*Data records*
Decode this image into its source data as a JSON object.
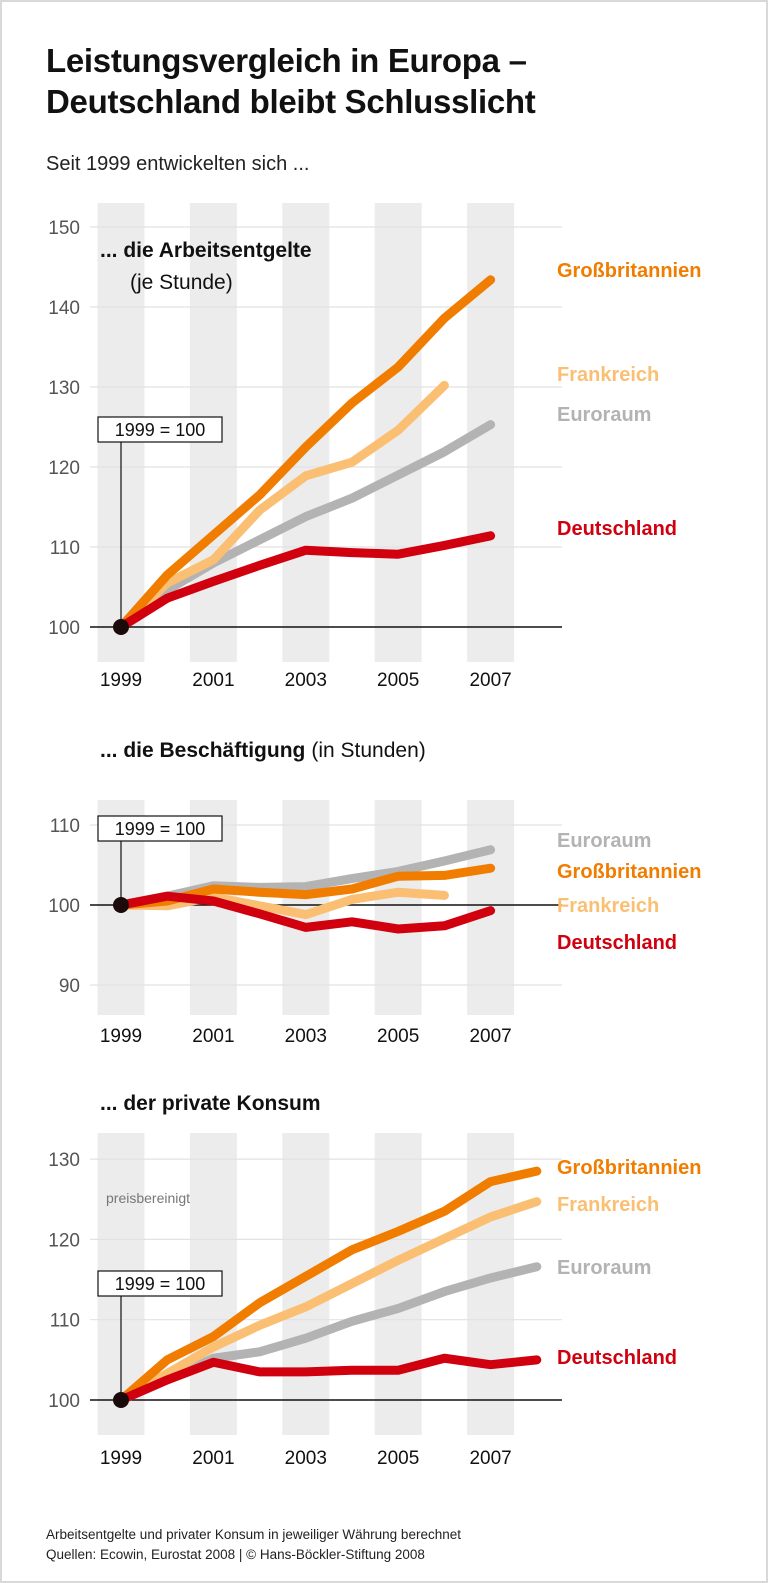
{
  "header": {
    "title_line1": "Leistungsvergleich in Europa –",
    "title_line2": "Deutschland bleibt Schlusslicht",
    "subtitle": "Seit 1999 entwickelten sich ..."
  },
  "footer": {
    "note": "Arbeitsentgelte und privater Konsum in jeweiliger Währung berechnet",
    "source": "Quellen: Ecowin, Eurostat 2008 | © Hans-Böckler-Stiftung 2008"
  },
  "colors": {
    "Großbritannien": "#f07d00",
    "Frankreich": "#fbbf73",
    "Euroraum": "#b3b3b3",
    "Deutschland": "#d0000f"
  },
  "chart_data": [
    {
      "type": "line",
      "title_bold": "... die Arbeitsentgelte",
      "title_normal": "(je Stunde)",
      "base_label": "1999 = 100",
      "ylim": [
        100,
        150
      ],
      "yticks": [
        100,
        110,
        120,
        130,
        140,
        150
      ],
      "xticks": [
        "1999",
        "2001",
        "2003",
        "2005",
        "2007"
      ],
      "series": [
        {
          "name": "Großbritannien",
          "x": [
            1999,
            2000,
            2001,
            2002,
            2003,
            2004,
            2005,
            2006,
            2007
          ],
          "values": [
            100,
            106.5,
            111.5,
            116.5,
            122.5,
            128,
            132.5,
            138.6,
            143.4
          ]
        },
        {
          "name": "Frankreich",
          "x": [
            1999,
            2000,
            2001,
            2002,
            2003,
            2004,
            2005,
            2006
          ],
          "values": [
            100,
            105.5,
            108.4,
            114.6,
            118.9,
            120.6,
            124.6,
            130.2
          ]
        },
        {
          "name": "Euroraum",
          "x": [
            1999,
            2000,
            2001,
            2002,
            2003,
            2004,
            2005,
            2006,
            2007
          ],
          "values": [
            100,
            104.6,
            108,
            110.9,
            113.8,
            116.1,
            119,
            121.9,
            125.3
          ]
        },
        {
          "name": "Deutschland",
          "x": [
            1999,
            2000,
            2001,
            2002,
            2003,
            2004,
            2005,
            2006,
            2007
          ],
          "values": [
            100,
            103.6,
            105.7,
            107.7,
            109.6,
            109.3,
            109.1,
            110.2,
            111.4
          ]
        }
      ]
    },
    {
      "type": "line",
      "title_bold": "... die Beschäftigung",
      "title_normal": "(in Stunden)",
      "base_label": "1999 = 100",
      "ylim": [
        90,
        110
      ],
      "yticks": [
        90,
        100,
        110
      ],
      "xticks": [
        "1999",
        "2001",
        "2003",
        "2005",
        "2007"
      ],
      "series": [
        {
          "name": "Euroraum",
          "x": [
            1999,
            2000,
            2001,
            2002,
            2003,
            2004,
            2005,
            2006,
            2007
          ],
          "values": [
            100,
            101.1,
            102.4,
            102.2,
            102.3,
            103.3,
            104.2,
            105.5,
            106.9
          ]
        },
        {
          "name": "Großbritannien",
          "x": [
            1999,
            2000,
            2001,
            2002,
            2003,
            2004,
            2005,
            2006,
            2007
          ],
          "values": [
            100,
            100.5,
            102,
            101.6,
            101.3,
            102,
            103.6,
            103.7,
            104.6
          ]
        },
        {
          "name": "Frankreich",
          "x": [
            1999,
            2000,
            2001,
            2002,
            2003,
            2004,
            2005,
            2006
          ],
          "values": [
            100,
            99.9,
            101,
            99.9,
            98.8,
            100.7,
            101.6,
            101.2
          ]
        },
        {
          "name": "Deutschland",
          "x": [
            1999,
            2000,
            2001,
            2002,
            2003,
            2004,
            2005,
            2006,
            2007
          ],
          "values": [
            100,
            101.1,
            100.5,
            98.9,
            97.2,
            97.9,
            97,
            97.4,
            99.3
          ]
        }
      ]
    },
    {
      "type": "line",
      "title_bold": "... der private Konsum",
      "title_normal": "",
      "annotation": "preisbereinigt",
      "base_label": "1999 = 100",
      "ylim": [
        100,
        130
      ],
      "yticks": [
        100,
        110,
        120,
        130
      ],
      "xticks": [
        "1999",
        "2001",
        "2003",
        "2005",
        "2007"
      ],
      "series": [
        {
          "name": "Großbritannien",
          "x": [
            1999,
            2000,
            2001,
            2002,
            2003,
            2004,
            2005,
            2006,
            2007,
            2008
          ],
          "values": [
            100,
            105,
            107.9,
            112.1,
            115.4,
            118.7,
            121,
            123.5,
            127.2,
            128.5
          ]
        },
        {
          "name": "Frankreich",
          "x": [
            1999,
            2000,
            2001,
            2002,
            2003,
            2004,
            2005,
            2006,
            2007,
            2008
          ],
          "values": [
            100,
            103.3,
            106.6,
            109.3,
            111.6,
            114.5,
            117.4,
            120.1,
            122.8,
            124.7
          ]
        },
        {
          "name": "Euroraum",
          "x": [
            1999,
            2000,
            2001,
            2002,
            2003,
            2004,
            2005,
            2006,
            2007,
            2008
          ],
          "values": [
            100,
            102.5,
            105.2,
            106,
            107.7,
            109.8,
            111.4,
            113.5,
            115.2,
            116.6
          ]
        },
        {
          "name": "Deutschland",
          "x": [
            1999,
            2000,
            2001,
            2002,
            2003,
            2004,
            2005,
            2006,
            2007,
            2008
          ],
          "values": [
            100,
            102.5,
            104.7,
            103.5,
            103.5,
            103.7,
            103.7,
            105.2,
            104.4,
            105
          ]
        }
      ]
    }
  ]
}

*Instruction*
Look through the material above. Copy each line where the word "source" appears.

*Reply*
Decode this image into its source data as a JSON object.
    "source": "Quellen: Ecowin, Eurostat 2008 | © Hans-Böckler-Stiftung 2008"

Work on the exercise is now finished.